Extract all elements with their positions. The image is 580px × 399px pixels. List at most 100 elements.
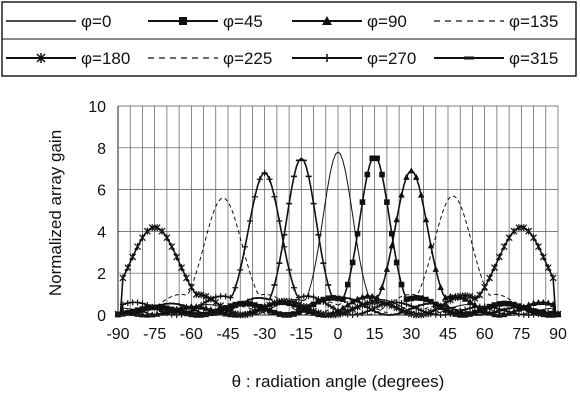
y-tick-label: 10 [88,99,106,116]
x-tick-label: -30 [253,326,276,343]
tick-labels: -90 -75 -60 -45 -30 -15 0 15 30 45 60 75 90 0 2 4 6 8 10 [88,99,567,343]
data-point [173,305,180,312]
legend-label: φ=45 [223,12,263,31]
data-point [271,309,278,316]
legend-label: φ=0 [81,12,111,31]
data-point [505,234,513,242]
data-point [178,264,185,272]
y-axis-label: Normalized array gain [46,130,65,296]
x-axis-label: θ : radiation angle (degrees) [232,372,445,391]
data-point [251,308,259,316]
data-point [374,303,381,310]
data-point [442,307,449,313]
data-point [134,299,141,306]
data-point [511,301,517,308]
data-point [119,301,126,308]
data-point [549,274,557,282]
data-point [261,303,269,311]
data-point [207,306,215,313]
data-point [143,227,151,235]
data-point [207,296,214,303]
data-point [501,311,508,318]
data-point [232,284,239,291]
data-point [447,310,454,317]
data-point [246,310,254,318]
data-point [466,292,474,300]
data-point [344,301,351,308]
data-point [188,311,195,318]
series-layer [114,151,562,319]
data-point [472,309,478,316]
data-point [374,155,380,162]
data-point [295,300,303,308]
data-point [359,293,366,300]
data-point [232,301,239,308]
data-point [335,307,341,314]
data-point [476,307,483,314]
legend-item: φ=315 [434,49,558,68]
data-point [393,299,400,306]
x-tick-label: 60 [476,326,494,343]
legend-item: φ=0 [6,12,111,31]
data-point [369,155,376,162]
data-point [398,300,405,307]
legend-label: φ=270 [367,49,416,68]
data-point [349,305,357,313]
data-point [495,253,503,261]
data-point [442,294,449,301]
data-point [408,295,415,302]
data-point [378,283,386,290]
data-point [530,234,537,242]
legend-marker [179,17,187,25]
data-point [178,304,185,311]
legend-item: φ=90 [292,12,407,31]
data-point [286,266,293,273]
data-point [403,173,410,180]
data-point [198,301,205,308]
data-point [325,301,332,308]
data-point [520,224,528,232]
data-point [423,296,429,303]
data-point [393,216,400,223]
data-point [501,300,508,307]
data-point [212,307,219,314]
y-tick-label: 0 [97,308,106,325]
legend-label: φ=315 [509,49,558,68]
data-point [344,281,351,288]
data-point [139,311,146,318]
data-point [139,234,146,242]
data-point [227,294,234,301]
data-point [354,230,361,237]
x-tick-label: -90 [106,326,129,343]
x-tick-label: -60 [180,326,203,343]
series-line [118,197,558,316]
data-point [413,173,420,180]
data-point [418,307,425,314]
data-point [540,298,547,305]
data-point [359,199,366,205]
legend-item: φ=225 [148,49,272,68]
data-point [384,199,390,205]
data-point [388,230,395,237]
grid [117,105,559,316]
data-point [168,306,175,314]
data-point [202,304,210,311]
data-point [134,243,141,251]
data-point [163,234,171,242]
data-point [119,274,127,282]
axes [117,106,558,316]
data-point [242,243,249,250]
data-point [144,301,151,308]
data-point [208,310,214,317]
data-point [330,305,337,312]
data-point [393,259,400,266]
legend-label: φ=225 [223,49,272,68]
legend-item: φ=135 [434,12,558,31]
data-point [447,296,454,304]
data-point [266,307,273,314]
x-tick-label: -15 [290,326,313,343]
data-point [251,193,258,200]
data-point [379,171,385,178]
data-point [515,311,522,318]
data-point [300,302,308,310]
# # # # # # #
→ Task to carry out: Format all the rows above as a numbered list. Skip any blank lines, and leave the picture out.

→ Result below:
1. Extract all elements with their positions. The image is 580px × 399px pixels. List at most 100 elements.
2. y-tick-label: 10 [88,99,106,116]
3. x-tick-label: -30 [253,326,276,343]
4. tick-labels: -90 -75 -60 -45 -30 -15 0 15 30 45 60 75 90 0 2 4 6 8 10 [88,99,567,343]
5. data-point [173,305,180,312]
6. legend-label: φ=45 [223,12,263,31]
7. data-point [271,309,278,316]
8. legend-label: φ=0 [81,12,111,31]
9. data-point [505,234,513,242]
10. data-point [178,264,185,272]
11. y-axis-label: Normalized array gain [46,130,65,296]
12. x-axis-label: θ : radiation angle (degrees) [232,372,445,391]
13. data-point [251,308,259,316]
14. data-point [374,303,381,310]
15. data-point [442,307,449,313]
16. data-point [134,299,141,306]
17. data-point [511,301,517,308]
18. data-point [119,301,126,308]
19. data-point [549,274,557,282]
20. data-point [261,303,269,311]
21. data-point [207,306,215,313]
22. data-point [143,227,151,235]
23. data-point [207,296,214,303]
24. data-point [501,311,508,318]
25. data-point [232,284,239,291]
26. data-point [447,310,454,317]
27. data-point [246,310,254,318]
28. data-point [466,292,474,300]
29. data-point [344,301,351,308]
30. data-point [188,311,195,318]
31. series-layer [114,151,562,319]
32. data-point [472,309,478,316]
33. data-point [374,155,380,162]
34. data-point [295,300,303,308]
35. data-point [359,293,366,300]
36. data-point [232,301,239,308]
37. data-point [335,307,341,314]
38. data-point [476,307,483,314]
39. legend-item: φ=315 [434,49,558,68]
40. data-point [393,299,400,306]
41. x-tick-label: 60 [476,326,494,343]
42. legend-item: φ=0 [6,12,111,31]
43. data-point [369,155,376,162]
44. data-point [398,300,405,307]
45. legend-label: φ=270 [367,49,416,68]
46. data-point [349,305,357,313]
47. data-point [495,253,503,261]
48. data-point [442,294,449,301]
49. data-point [408,295,415,302]
50. data-point [378,283,386,290]
51. data-point [530,234,537,242]
52. legend-marker [179,17,187,25]
53. data-point [178,304,185,311]
54. legend-item: φ=90 [292,12,407,31]
55. data-point [286,266,293,273]
56. data-point [403,173,410,180]
57. data-point [198,301,205,308]
58. data-point [325,301,332,308]
59. data-point [520,224,528,232]
60. data-point [423,296,429,303]
61. data-point [393,216,400,223]
62. data-point [501,300,508,307]
63. data-point [212,307,219,314]
64. y-tick-label: 0 [97,308,106,325]
65. legend-label: φ=315 [509,49,558,68]
66. data-point [344,281,351,288]
67. data-point [139,311,146,318]
68. data-point [139,234,146,242]
69. data-point [227,294,234,301]
70. data-point [354,230,361,237]
71. x-tick-label: -90 [106,326,129,343]
72. x-tick-label: -60 [180,326,203,343]
73. series-line [118,197,558,316]
74. data-point [413,173,420,180]
75. data-point [418,307,425,314]
76. data-point [540,298,547,305]
77. data-point [359,199,366,205]
78. legend-item: φ=225 [148,49,272,68]
79. data-point [384,199,390,205]
80. data-point [388,230,395,237]
81. grid [117,105,559,316]
82. data-point [168,306,175,314]
83. data-point [202,304,210,311]
84. data-point [134,243,141,251]
85. data-point [163,234,171,242]
86. data-point [119,274,127,282]
87. axes [117,106,558,316]
88. data-point [242,243,249,250]
89. data-point [144,301,151,308]
90. data-point [208,310,214,317]
91. data-point [330,305,337,312]
92. data-point [393,259,400,266]
93. legend-label: φ=225 [223,49,272,68]
94. legend-item: φ=135 [434,12,558,31]
95. data-point [447,296,454,304]
96. data-point [266,307,273,314]
97. x-tick-label: -15 [290,326,313,343]
98. data-point [251,193,258,200]
99. data-point [379,171,385,178]
100. data-point [515,311,522,318]
101. data-point [300,302,308,310]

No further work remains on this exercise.